## BEGIN Data extract

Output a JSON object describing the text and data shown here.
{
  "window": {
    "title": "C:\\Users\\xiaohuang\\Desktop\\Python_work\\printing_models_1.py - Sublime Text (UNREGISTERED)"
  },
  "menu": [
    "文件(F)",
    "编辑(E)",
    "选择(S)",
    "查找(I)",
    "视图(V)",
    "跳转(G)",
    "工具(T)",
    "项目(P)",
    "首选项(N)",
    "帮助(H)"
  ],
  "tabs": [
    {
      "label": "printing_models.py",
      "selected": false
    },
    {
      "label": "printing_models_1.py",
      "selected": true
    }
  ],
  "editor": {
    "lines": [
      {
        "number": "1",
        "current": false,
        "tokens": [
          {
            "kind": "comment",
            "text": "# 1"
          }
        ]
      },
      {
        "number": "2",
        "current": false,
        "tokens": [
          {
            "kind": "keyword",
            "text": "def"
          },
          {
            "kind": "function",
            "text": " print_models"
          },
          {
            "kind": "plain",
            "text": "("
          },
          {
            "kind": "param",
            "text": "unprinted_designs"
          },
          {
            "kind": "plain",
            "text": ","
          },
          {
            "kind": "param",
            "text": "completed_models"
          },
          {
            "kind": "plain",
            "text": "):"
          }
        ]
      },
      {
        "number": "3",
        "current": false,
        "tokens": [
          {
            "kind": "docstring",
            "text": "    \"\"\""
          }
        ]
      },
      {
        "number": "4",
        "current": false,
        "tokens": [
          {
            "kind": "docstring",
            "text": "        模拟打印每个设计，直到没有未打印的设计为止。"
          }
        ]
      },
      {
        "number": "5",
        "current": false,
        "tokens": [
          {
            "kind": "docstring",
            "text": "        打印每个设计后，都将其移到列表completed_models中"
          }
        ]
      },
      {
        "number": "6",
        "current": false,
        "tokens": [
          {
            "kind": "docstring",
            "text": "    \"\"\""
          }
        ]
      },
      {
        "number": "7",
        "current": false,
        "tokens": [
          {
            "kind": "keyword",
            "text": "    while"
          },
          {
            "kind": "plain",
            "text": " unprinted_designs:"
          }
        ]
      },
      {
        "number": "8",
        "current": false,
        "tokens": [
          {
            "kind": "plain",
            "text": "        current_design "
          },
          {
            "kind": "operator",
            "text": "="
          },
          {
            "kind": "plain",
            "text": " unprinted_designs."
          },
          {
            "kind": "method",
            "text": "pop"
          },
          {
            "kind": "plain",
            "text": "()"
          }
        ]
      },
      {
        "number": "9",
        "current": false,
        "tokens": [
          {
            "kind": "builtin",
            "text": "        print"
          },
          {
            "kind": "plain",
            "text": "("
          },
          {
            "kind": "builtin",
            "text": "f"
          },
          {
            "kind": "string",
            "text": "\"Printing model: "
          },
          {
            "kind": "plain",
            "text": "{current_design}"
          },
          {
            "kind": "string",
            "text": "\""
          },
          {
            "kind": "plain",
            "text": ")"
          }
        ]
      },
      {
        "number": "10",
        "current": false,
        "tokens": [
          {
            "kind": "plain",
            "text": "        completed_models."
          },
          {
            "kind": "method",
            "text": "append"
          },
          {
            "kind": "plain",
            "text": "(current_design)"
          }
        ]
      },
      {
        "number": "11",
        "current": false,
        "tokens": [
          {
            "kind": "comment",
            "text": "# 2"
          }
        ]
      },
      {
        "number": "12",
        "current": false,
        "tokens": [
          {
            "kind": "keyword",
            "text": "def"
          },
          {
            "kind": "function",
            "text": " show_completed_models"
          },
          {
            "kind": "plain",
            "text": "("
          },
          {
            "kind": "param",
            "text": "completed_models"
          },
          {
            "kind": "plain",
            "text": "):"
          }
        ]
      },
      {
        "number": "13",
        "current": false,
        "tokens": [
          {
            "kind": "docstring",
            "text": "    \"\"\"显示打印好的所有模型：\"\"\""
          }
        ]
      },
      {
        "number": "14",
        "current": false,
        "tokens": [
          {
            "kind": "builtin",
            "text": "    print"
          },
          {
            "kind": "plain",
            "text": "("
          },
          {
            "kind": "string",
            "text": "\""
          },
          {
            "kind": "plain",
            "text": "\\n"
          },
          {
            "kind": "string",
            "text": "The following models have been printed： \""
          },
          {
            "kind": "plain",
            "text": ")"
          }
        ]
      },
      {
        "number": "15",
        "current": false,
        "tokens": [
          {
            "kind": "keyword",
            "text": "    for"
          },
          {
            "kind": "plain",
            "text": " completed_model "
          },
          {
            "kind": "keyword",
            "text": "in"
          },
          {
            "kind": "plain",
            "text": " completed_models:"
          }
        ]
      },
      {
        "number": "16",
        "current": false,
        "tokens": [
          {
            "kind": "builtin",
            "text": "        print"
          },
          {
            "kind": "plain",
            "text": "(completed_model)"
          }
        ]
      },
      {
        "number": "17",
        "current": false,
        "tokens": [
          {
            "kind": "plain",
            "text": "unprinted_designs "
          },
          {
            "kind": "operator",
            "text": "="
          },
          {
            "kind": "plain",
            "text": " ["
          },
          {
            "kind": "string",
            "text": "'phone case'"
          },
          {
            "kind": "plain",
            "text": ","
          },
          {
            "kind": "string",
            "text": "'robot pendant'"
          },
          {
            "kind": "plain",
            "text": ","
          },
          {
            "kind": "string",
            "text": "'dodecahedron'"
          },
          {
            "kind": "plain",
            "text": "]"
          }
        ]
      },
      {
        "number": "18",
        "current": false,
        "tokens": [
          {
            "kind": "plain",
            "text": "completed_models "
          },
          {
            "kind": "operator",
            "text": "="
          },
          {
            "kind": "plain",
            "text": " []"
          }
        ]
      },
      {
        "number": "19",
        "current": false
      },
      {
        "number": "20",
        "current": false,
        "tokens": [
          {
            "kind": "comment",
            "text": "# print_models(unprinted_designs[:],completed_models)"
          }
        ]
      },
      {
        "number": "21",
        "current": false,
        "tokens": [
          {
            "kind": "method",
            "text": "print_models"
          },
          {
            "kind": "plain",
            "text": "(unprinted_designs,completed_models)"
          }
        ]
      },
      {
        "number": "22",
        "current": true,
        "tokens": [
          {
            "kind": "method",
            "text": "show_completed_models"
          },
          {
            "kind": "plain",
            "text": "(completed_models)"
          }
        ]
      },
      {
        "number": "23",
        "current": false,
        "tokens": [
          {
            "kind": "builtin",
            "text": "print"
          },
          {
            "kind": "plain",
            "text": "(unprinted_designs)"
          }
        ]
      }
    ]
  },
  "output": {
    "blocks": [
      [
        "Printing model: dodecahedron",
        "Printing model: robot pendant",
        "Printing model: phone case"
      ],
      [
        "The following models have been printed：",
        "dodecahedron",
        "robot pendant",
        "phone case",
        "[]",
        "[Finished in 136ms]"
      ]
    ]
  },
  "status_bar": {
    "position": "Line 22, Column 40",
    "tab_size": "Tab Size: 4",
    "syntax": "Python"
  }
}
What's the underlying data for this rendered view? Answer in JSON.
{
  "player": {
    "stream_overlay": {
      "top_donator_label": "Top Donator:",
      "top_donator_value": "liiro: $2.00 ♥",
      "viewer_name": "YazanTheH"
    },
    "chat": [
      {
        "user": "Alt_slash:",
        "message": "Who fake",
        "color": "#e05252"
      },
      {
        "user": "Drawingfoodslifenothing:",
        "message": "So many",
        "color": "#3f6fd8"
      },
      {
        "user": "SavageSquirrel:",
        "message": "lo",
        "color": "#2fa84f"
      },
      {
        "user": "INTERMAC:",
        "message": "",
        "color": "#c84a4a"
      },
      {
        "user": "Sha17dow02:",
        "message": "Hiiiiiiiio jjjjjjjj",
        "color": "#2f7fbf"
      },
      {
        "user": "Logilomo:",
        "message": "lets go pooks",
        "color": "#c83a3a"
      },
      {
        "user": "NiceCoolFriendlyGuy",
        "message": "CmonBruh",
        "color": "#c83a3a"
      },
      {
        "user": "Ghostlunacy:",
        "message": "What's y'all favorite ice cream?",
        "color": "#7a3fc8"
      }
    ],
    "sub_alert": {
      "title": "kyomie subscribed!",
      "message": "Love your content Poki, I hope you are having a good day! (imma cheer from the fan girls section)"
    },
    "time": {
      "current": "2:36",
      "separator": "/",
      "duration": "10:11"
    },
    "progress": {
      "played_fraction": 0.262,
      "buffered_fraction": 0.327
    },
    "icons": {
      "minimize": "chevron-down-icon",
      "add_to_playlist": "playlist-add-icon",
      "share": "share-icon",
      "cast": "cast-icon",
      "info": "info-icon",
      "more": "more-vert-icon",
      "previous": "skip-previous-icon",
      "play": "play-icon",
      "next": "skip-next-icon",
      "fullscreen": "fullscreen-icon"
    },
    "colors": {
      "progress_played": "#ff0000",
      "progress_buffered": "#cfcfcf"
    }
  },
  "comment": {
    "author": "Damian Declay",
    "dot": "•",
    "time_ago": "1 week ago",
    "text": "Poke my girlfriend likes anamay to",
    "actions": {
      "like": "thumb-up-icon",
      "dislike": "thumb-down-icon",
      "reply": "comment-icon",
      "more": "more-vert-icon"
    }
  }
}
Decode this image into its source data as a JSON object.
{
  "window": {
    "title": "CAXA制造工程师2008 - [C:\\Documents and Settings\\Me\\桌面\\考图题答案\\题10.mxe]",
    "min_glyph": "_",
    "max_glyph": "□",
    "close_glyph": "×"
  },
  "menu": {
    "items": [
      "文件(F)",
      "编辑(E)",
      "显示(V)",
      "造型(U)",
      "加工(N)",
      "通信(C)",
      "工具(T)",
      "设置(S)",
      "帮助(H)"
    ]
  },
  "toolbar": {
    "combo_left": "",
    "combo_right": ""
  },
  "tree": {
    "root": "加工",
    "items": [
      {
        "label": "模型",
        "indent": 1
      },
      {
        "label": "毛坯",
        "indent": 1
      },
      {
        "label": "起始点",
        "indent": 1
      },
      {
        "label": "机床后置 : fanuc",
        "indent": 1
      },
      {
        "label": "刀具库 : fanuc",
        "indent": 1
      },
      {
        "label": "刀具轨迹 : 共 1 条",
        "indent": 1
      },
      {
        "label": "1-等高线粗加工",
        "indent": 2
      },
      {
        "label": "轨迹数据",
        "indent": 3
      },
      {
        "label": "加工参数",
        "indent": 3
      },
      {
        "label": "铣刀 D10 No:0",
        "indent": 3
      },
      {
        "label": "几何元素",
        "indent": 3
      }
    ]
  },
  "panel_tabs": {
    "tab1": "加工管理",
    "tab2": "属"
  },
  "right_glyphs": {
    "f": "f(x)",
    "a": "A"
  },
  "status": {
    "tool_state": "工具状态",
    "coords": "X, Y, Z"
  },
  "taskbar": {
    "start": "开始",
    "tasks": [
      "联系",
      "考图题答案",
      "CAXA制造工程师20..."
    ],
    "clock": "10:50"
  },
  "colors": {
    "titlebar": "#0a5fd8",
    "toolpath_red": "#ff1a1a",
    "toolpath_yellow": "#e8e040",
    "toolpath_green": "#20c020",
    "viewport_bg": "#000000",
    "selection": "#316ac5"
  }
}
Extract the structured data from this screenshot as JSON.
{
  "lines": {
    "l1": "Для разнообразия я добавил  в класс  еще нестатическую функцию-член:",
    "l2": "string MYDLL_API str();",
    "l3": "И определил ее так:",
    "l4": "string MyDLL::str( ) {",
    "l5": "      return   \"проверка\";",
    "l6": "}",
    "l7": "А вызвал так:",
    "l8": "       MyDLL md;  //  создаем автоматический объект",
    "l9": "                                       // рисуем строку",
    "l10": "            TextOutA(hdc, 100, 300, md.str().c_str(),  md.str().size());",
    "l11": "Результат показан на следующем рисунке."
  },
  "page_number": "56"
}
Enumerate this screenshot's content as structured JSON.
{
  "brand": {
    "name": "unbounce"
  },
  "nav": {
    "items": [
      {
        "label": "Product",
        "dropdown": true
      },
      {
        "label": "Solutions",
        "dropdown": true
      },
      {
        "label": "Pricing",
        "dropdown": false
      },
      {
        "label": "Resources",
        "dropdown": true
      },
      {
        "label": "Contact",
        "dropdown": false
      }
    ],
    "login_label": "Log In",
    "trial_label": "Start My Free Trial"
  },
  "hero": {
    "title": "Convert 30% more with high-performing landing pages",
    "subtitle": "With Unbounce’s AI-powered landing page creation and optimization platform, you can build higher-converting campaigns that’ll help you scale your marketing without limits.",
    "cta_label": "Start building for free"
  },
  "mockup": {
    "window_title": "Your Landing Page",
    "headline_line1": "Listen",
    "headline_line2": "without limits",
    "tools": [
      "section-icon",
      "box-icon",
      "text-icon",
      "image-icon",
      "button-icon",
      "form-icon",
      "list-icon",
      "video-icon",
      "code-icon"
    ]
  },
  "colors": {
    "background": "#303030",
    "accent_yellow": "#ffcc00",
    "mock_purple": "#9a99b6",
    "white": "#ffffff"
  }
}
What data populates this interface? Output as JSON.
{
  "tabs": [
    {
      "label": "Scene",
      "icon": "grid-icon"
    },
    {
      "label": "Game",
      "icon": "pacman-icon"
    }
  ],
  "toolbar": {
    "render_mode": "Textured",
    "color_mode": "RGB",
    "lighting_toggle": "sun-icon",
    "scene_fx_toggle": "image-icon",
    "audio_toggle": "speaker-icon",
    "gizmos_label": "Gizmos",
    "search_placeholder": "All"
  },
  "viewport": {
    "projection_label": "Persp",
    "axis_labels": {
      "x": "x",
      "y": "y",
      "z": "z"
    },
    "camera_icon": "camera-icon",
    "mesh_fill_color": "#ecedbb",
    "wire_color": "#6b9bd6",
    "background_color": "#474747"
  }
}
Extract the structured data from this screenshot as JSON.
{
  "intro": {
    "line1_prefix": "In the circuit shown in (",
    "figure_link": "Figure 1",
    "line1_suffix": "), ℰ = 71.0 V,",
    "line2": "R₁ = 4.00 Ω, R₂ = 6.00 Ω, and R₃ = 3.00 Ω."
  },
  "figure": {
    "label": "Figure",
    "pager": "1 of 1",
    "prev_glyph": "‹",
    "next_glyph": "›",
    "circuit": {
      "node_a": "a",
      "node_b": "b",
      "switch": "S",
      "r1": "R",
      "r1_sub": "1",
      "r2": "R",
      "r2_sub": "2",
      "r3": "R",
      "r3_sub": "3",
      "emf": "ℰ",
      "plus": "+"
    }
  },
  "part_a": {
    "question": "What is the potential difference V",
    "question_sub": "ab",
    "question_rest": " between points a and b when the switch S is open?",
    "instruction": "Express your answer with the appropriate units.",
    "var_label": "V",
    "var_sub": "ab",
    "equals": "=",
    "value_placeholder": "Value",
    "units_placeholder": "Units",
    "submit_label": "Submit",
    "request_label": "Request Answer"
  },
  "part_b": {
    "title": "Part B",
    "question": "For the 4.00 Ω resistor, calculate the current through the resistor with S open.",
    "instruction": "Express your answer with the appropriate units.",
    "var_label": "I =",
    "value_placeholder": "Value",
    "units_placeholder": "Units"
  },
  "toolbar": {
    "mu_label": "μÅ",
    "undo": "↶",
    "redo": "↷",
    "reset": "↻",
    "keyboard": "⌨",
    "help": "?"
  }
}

## END Data extract

Task:
Say the number of lines in the records above that include the string "robot", and no more.

Written reply:
3